**TASK BRIEF:**
Each line that includes the string "согласно" counts once; give the total and nothing else.

**DATA LISTING:**
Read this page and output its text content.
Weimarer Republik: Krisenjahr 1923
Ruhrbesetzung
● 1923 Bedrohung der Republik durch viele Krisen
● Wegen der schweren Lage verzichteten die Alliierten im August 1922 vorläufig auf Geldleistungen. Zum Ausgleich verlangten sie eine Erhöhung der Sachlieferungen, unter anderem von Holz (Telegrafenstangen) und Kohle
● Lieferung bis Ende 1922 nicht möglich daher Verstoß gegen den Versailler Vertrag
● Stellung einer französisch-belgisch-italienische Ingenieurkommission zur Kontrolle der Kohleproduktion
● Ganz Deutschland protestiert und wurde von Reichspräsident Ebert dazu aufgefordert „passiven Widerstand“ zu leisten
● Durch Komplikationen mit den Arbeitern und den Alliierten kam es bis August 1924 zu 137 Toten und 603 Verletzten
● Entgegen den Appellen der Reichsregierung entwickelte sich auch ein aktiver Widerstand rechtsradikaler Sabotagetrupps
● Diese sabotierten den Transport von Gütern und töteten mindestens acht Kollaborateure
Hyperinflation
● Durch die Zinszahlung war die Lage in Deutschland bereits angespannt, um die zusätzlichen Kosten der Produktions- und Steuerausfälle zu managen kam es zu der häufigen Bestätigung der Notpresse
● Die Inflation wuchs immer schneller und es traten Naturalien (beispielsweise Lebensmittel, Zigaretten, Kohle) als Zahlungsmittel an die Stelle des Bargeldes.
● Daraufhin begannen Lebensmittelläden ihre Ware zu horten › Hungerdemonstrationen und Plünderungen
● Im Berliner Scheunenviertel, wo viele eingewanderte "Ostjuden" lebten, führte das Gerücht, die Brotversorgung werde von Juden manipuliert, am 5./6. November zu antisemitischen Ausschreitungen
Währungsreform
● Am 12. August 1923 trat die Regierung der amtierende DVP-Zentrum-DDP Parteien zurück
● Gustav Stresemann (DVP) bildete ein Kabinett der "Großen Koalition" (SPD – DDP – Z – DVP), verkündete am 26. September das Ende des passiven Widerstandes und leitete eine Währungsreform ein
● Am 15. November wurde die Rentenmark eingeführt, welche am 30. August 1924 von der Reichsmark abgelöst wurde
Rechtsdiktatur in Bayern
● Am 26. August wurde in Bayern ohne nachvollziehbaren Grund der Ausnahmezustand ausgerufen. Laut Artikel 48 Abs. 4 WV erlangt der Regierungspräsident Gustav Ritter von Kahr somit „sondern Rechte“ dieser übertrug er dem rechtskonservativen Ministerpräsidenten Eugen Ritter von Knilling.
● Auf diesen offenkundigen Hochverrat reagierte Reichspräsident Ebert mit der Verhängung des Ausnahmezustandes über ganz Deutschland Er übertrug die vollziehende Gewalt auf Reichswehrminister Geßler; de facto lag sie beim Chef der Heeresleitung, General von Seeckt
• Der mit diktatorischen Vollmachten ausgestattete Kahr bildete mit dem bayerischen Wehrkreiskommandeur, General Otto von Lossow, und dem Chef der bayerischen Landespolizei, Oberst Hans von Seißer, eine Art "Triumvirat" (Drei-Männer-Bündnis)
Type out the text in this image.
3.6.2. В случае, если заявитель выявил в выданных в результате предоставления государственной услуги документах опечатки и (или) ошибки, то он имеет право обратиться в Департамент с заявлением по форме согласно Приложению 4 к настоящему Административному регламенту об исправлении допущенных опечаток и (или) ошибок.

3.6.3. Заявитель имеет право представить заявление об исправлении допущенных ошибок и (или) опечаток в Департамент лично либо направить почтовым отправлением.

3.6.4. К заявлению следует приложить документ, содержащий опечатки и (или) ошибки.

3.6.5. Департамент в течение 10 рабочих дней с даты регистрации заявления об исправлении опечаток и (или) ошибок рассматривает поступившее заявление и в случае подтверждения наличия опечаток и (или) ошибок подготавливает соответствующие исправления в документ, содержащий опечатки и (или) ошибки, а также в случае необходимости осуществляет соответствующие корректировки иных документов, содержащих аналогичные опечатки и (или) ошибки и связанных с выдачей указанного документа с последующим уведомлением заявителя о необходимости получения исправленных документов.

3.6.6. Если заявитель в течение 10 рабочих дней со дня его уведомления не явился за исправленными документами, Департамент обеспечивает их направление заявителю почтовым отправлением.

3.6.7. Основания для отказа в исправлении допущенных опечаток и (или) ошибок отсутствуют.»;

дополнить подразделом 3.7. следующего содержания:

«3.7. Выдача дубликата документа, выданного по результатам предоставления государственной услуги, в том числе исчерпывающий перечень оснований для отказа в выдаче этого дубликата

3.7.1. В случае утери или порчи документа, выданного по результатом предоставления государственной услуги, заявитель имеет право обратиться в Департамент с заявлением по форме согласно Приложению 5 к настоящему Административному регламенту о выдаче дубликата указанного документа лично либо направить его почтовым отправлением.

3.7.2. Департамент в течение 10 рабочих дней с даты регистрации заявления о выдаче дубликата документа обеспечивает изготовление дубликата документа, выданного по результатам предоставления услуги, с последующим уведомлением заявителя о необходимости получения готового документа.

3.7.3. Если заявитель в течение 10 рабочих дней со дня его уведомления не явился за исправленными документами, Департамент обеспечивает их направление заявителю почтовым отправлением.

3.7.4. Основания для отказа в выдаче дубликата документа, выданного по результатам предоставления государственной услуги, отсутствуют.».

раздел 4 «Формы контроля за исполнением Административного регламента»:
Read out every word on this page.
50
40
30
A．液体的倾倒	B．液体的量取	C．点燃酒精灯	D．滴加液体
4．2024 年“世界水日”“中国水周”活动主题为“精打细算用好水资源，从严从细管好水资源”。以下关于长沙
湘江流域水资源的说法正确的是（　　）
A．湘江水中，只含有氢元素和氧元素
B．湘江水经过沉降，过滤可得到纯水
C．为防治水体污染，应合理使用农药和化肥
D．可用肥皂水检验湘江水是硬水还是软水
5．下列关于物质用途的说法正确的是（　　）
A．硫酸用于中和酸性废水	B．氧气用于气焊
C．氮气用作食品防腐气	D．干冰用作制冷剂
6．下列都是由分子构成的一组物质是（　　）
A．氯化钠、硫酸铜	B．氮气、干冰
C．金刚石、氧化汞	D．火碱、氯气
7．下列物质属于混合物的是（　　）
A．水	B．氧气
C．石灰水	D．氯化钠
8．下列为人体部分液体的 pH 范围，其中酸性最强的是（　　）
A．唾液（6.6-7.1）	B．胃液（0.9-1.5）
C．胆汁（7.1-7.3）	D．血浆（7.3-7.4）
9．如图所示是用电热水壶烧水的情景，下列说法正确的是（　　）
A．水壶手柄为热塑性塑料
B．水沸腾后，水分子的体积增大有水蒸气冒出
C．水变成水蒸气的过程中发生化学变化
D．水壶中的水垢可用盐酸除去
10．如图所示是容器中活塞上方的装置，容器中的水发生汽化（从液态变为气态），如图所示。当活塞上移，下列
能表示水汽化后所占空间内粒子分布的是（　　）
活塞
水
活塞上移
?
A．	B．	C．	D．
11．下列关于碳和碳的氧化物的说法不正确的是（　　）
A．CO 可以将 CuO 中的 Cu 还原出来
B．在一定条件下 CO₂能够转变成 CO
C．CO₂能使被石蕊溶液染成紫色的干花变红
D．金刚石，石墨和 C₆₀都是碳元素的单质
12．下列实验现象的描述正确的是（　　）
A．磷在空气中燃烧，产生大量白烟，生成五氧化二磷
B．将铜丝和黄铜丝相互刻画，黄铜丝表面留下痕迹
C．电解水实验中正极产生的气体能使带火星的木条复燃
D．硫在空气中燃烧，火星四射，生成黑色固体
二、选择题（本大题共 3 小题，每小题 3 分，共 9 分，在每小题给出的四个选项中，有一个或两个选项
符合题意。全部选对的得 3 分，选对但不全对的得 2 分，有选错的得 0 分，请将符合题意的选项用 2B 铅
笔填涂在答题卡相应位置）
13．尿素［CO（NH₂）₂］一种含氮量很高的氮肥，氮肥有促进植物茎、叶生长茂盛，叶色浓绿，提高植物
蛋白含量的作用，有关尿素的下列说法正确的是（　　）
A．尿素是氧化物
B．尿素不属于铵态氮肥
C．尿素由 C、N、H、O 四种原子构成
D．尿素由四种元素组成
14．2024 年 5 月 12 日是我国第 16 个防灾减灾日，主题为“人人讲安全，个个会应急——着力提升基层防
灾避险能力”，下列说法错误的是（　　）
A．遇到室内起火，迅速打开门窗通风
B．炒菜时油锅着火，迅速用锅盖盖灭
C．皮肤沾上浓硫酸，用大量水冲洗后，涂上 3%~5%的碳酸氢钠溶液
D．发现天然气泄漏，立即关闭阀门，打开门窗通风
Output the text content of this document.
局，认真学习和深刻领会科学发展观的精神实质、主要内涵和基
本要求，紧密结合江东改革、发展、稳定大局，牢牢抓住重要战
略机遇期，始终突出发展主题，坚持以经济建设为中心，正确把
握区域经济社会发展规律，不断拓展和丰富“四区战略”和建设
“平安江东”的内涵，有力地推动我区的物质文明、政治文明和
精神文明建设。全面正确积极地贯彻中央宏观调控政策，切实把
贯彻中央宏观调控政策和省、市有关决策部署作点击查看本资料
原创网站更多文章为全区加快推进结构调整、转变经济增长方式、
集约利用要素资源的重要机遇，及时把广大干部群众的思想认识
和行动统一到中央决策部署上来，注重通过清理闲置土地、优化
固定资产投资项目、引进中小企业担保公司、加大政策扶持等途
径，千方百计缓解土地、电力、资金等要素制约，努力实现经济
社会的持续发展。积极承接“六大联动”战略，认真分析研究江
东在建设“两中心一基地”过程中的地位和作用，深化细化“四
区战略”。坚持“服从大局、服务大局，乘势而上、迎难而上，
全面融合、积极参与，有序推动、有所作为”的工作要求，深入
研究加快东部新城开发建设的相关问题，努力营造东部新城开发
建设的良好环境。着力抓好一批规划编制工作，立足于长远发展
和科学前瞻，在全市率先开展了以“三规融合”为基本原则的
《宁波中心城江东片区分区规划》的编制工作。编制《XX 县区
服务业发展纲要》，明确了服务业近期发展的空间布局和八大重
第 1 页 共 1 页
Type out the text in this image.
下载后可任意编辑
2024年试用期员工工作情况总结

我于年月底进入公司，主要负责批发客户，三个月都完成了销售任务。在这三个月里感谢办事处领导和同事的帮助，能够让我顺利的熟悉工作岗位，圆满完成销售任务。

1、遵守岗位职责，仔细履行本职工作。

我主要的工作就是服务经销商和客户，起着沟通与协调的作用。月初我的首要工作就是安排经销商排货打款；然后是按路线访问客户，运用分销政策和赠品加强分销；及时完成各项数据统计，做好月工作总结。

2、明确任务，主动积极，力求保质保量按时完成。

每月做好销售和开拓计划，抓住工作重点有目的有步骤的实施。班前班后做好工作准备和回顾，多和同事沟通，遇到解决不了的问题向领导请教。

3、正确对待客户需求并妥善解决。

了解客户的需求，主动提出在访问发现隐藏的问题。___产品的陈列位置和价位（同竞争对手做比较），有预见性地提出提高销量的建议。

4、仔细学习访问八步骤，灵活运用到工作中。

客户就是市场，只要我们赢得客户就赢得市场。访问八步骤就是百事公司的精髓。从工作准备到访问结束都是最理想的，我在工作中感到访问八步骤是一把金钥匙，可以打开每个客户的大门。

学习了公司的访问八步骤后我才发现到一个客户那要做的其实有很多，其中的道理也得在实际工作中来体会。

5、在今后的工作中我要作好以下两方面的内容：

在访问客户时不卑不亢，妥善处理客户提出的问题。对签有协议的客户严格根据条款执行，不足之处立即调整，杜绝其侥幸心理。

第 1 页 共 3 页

**EXERCISE SOLUTION:**
2